Stated problem: Using the listing below, extract each line that has the word "México" in it.

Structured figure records
^^^^^^^^^^^^^^^^
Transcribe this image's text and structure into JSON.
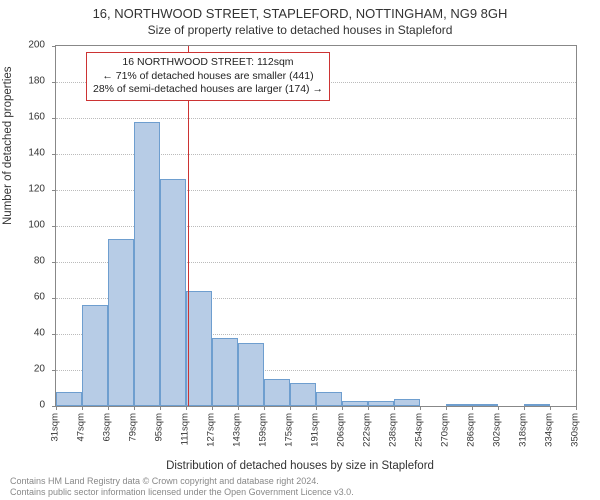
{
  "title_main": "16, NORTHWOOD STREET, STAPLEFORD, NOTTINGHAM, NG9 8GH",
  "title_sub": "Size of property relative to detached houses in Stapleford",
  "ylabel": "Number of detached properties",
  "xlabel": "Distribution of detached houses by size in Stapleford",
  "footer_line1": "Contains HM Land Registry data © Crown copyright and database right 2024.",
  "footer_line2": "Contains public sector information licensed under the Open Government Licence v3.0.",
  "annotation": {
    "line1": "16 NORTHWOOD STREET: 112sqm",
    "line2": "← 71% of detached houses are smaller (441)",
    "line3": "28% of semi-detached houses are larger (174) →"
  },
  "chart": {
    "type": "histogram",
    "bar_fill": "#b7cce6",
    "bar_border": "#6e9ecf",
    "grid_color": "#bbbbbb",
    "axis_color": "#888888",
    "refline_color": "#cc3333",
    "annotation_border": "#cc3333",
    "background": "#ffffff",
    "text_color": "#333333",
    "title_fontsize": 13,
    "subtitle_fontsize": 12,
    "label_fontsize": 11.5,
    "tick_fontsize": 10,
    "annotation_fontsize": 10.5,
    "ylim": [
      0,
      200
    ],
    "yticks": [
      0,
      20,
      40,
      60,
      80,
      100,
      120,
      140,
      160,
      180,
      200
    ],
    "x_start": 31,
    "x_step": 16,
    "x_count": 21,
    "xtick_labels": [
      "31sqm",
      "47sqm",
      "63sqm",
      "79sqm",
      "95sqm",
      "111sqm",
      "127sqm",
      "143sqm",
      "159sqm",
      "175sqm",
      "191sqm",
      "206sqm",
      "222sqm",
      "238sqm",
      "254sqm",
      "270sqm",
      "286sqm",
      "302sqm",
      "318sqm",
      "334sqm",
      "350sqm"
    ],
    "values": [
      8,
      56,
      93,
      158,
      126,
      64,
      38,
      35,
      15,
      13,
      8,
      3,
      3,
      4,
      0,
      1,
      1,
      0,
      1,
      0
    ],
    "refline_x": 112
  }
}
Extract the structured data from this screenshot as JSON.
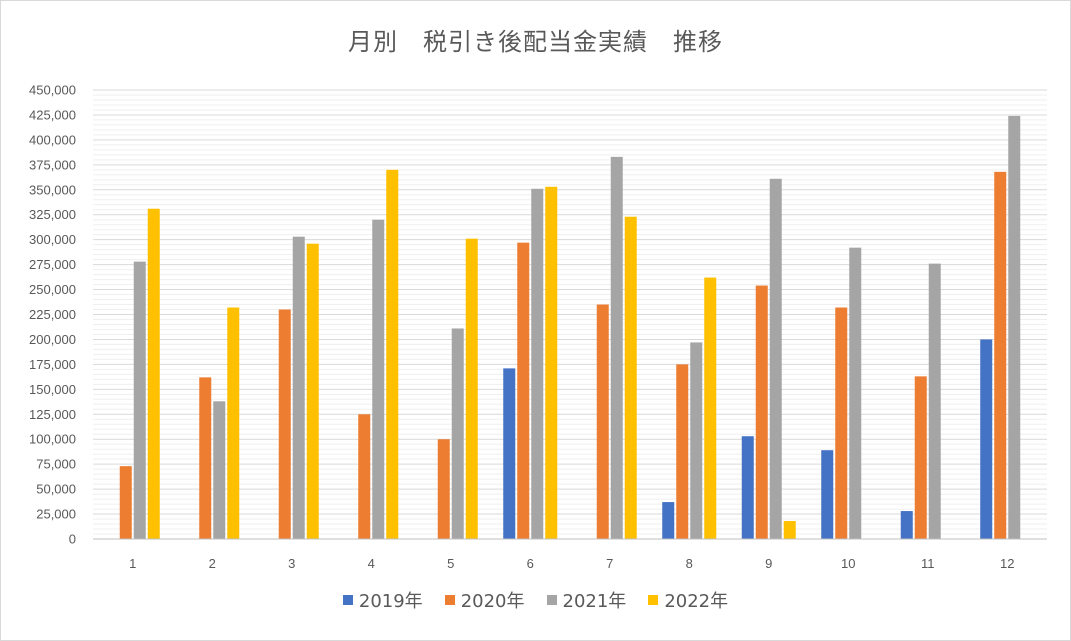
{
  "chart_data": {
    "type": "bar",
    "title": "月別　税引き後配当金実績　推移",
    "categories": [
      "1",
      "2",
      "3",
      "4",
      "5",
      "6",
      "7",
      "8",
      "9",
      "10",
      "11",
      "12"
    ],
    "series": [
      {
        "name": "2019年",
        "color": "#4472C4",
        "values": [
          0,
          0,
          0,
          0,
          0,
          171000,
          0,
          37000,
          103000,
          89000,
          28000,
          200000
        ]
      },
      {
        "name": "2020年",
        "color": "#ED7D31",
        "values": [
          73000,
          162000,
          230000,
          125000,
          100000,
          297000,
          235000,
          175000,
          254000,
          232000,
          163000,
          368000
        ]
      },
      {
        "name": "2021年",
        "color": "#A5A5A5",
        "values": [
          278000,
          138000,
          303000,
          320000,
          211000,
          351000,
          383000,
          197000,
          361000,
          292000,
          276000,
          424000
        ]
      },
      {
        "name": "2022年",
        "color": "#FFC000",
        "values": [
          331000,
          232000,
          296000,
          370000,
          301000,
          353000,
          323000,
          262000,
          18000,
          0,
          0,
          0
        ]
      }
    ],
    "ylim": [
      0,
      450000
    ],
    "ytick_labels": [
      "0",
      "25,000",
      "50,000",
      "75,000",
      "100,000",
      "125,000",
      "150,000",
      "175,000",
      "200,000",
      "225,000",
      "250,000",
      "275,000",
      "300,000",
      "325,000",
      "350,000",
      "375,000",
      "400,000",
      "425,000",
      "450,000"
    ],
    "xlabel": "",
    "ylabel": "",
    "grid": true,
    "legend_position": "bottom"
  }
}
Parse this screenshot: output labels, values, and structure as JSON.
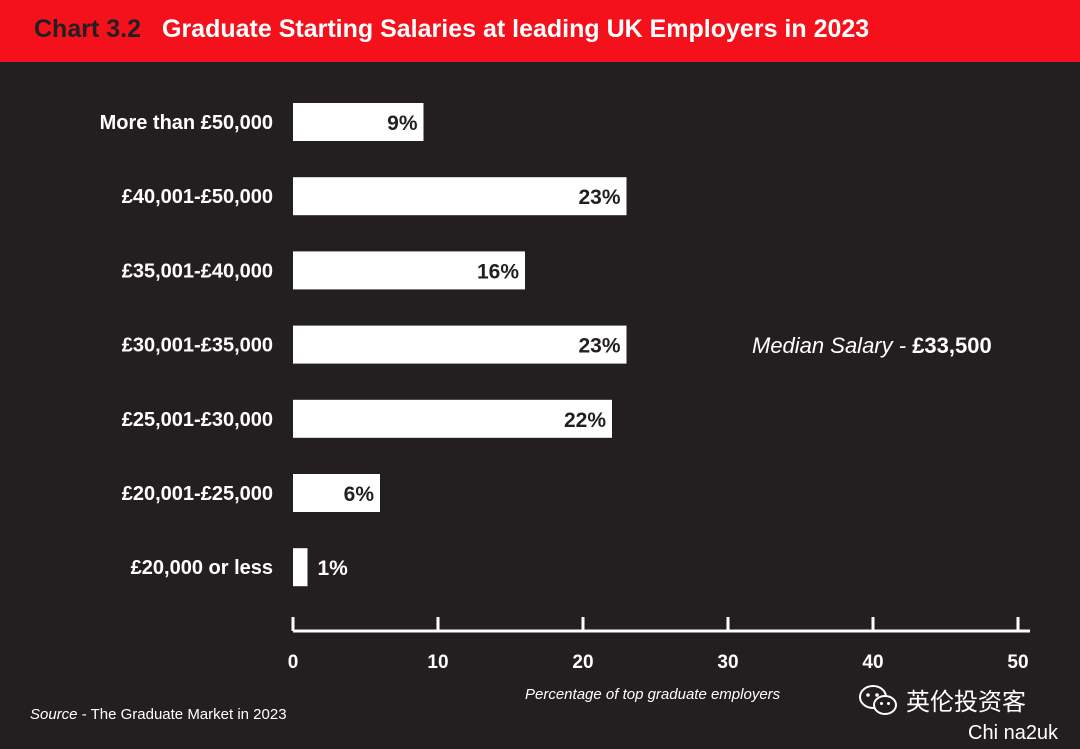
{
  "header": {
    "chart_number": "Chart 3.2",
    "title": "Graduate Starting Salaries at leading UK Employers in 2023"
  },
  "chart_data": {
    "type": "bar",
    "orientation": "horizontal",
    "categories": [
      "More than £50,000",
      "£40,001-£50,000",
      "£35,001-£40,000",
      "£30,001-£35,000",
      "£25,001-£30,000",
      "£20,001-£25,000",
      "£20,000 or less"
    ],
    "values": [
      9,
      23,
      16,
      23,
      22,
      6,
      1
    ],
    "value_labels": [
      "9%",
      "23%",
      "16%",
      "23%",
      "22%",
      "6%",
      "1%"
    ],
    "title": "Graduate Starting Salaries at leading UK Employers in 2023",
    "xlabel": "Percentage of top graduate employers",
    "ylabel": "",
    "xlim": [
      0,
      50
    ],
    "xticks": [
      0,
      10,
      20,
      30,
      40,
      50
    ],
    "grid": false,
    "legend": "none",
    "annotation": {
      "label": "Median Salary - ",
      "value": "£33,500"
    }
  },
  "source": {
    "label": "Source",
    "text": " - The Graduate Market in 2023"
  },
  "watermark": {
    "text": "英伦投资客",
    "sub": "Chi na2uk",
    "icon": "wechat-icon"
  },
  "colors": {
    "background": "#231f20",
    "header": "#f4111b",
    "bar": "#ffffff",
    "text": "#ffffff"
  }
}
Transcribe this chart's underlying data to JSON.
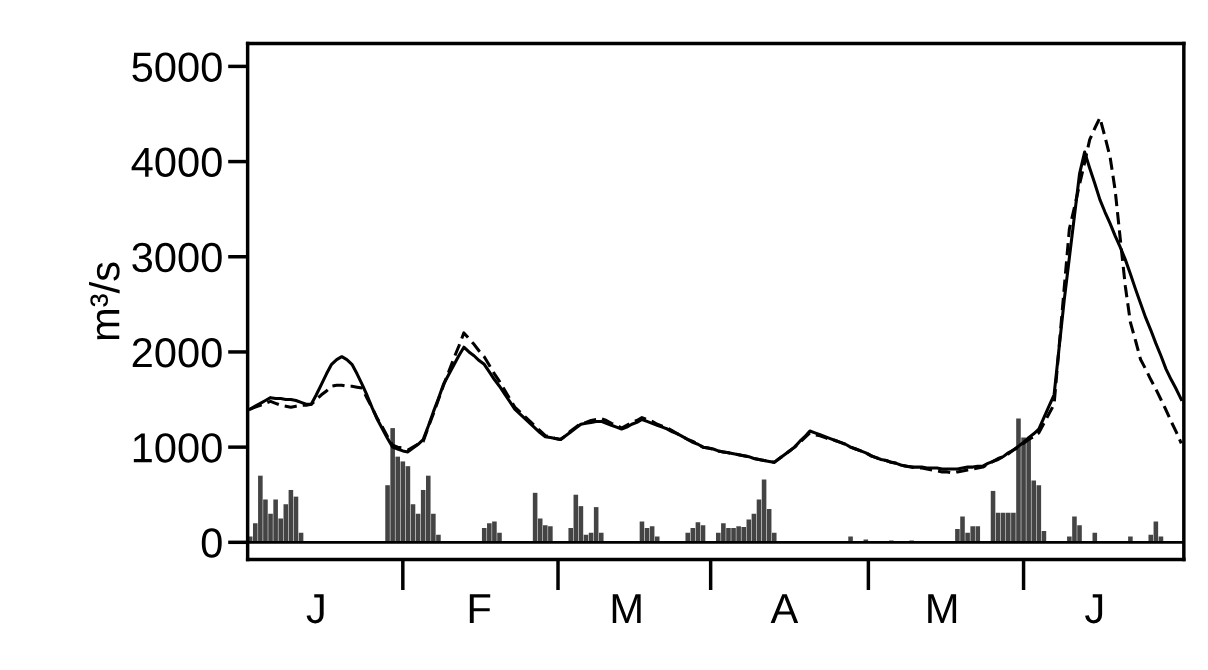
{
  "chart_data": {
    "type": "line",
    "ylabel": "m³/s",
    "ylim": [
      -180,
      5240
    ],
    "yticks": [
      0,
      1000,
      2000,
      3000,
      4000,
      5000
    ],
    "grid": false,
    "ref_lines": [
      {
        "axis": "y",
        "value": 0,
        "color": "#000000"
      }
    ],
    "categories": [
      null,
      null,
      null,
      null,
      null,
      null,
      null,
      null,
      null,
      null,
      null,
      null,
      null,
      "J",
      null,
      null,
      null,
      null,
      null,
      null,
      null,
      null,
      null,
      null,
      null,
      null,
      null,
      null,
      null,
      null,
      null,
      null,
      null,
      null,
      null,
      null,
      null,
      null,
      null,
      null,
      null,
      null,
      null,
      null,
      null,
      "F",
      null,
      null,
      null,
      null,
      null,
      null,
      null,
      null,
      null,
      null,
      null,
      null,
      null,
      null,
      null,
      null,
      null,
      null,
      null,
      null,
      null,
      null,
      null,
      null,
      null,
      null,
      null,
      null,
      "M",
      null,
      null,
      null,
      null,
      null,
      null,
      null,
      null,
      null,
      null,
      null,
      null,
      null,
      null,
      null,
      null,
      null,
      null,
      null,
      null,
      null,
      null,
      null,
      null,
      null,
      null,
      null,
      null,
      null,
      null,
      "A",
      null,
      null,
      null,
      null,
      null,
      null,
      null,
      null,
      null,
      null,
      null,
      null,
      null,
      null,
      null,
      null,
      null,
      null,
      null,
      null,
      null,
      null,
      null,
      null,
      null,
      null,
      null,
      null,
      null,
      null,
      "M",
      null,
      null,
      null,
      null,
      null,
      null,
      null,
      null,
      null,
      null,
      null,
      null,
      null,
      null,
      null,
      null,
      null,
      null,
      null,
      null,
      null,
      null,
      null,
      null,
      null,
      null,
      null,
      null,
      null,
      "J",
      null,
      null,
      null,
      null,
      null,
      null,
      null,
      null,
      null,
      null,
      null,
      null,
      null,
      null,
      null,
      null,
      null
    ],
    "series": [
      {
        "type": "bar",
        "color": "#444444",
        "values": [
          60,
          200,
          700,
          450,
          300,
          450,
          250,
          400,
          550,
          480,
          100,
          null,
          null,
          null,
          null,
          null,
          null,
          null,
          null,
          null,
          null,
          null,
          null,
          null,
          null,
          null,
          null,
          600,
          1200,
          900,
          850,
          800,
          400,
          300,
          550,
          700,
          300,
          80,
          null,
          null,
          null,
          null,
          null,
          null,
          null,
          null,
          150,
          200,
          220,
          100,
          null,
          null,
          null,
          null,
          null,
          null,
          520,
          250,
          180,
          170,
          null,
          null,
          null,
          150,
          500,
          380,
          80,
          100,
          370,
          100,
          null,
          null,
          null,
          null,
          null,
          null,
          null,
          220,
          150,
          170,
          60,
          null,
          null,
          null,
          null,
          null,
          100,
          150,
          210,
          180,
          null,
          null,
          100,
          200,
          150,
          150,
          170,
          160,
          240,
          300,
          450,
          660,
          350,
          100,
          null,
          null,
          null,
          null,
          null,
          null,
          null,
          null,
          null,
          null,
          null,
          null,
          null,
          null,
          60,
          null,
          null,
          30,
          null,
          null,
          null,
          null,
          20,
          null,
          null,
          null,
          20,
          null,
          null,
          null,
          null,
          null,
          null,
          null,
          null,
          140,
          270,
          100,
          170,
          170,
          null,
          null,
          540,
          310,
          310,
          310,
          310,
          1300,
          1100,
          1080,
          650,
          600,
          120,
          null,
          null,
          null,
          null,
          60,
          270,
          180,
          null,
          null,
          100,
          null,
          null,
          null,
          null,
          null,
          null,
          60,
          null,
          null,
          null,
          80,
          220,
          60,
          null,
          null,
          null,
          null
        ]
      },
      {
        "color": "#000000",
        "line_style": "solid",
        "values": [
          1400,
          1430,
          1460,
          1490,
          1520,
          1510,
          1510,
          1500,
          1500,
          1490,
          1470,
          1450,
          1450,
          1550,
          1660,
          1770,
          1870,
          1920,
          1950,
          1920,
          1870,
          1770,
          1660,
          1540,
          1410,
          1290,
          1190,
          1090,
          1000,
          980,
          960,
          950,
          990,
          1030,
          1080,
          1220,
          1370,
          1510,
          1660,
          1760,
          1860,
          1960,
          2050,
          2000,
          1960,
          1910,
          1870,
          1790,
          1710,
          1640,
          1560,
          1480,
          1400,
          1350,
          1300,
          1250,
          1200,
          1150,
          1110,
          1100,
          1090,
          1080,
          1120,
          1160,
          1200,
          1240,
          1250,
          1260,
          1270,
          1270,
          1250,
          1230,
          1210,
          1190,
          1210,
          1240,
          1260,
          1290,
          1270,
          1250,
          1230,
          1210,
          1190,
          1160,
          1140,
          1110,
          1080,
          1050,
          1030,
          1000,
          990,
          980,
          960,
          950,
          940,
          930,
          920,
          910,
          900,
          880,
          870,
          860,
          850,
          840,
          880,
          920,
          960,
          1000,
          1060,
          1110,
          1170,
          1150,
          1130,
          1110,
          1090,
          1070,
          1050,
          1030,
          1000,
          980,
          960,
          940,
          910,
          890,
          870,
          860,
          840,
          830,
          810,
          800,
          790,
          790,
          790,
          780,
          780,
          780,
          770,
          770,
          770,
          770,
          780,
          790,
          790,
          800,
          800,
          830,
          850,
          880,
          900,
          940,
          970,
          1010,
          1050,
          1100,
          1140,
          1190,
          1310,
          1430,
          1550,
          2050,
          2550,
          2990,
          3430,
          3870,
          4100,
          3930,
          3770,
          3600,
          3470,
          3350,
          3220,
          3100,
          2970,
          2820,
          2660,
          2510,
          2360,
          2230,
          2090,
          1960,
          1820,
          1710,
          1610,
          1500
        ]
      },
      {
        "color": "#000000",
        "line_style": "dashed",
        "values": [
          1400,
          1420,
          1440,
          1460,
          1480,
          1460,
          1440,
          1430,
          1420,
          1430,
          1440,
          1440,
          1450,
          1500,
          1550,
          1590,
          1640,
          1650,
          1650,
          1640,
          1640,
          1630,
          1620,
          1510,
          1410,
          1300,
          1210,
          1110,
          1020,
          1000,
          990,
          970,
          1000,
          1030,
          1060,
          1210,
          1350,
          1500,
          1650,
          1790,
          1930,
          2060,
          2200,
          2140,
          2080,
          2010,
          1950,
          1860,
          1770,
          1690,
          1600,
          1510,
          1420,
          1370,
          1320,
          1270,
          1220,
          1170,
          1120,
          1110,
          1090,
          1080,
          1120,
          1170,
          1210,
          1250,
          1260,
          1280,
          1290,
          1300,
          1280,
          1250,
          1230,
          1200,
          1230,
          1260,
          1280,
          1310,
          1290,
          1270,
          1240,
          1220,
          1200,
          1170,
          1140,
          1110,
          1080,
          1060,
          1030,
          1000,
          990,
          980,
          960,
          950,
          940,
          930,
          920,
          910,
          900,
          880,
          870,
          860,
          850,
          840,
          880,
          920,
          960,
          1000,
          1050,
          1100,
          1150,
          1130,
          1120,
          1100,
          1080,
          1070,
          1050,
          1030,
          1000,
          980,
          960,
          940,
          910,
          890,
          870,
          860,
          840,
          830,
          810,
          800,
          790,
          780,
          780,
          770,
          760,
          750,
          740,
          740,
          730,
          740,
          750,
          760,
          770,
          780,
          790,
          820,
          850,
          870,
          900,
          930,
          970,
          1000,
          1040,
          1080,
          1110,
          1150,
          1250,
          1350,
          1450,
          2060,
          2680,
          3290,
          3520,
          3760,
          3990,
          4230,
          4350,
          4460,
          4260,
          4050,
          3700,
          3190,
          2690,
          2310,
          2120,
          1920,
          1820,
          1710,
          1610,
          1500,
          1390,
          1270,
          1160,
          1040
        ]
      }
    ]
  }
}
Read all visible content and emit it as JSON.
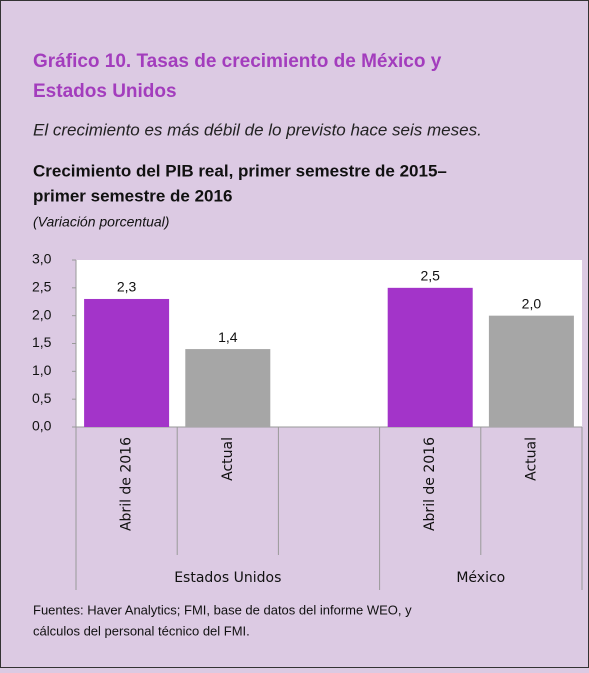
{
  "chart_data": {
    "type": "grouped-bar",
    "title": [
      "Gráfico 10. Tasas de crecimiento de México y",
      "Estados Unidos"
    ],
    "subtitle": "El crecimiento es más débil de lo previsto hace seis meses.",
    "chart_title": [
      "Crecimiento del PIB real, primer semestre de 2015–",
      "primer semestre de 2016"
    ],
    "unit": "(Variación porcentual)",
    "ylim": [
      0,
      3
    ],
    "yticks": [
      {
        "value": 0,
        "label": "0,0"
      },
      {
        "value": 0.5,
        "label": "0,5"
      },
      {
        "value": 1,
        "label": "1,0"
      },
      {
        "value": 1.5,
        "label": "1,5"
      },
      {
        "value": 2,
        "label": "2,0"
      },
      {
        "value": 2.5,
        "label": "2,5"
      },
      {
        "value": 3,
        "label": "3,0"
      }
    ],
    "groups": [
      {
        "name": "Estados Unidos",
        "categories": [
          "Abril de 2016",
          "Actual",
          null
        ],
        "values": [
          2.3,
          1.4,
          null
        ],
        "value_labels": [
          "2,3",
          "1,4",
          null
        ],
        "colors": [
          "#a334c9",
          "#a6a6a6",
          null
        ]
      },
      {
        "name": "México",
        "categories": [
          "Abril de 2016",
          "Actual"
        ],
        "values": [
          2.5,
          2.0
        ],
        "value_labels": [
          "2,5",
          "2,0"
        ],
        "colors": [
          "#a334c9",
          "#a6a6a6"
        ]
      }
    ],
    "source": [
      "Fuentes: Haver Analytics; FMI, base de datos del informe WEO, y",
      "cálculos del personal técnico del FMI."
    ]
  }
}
^^^^^^^^^^^^^^^^
Answer to this problem:
      "Gráfico 10. Tasas de crecimiento de México y",
        "name": "México",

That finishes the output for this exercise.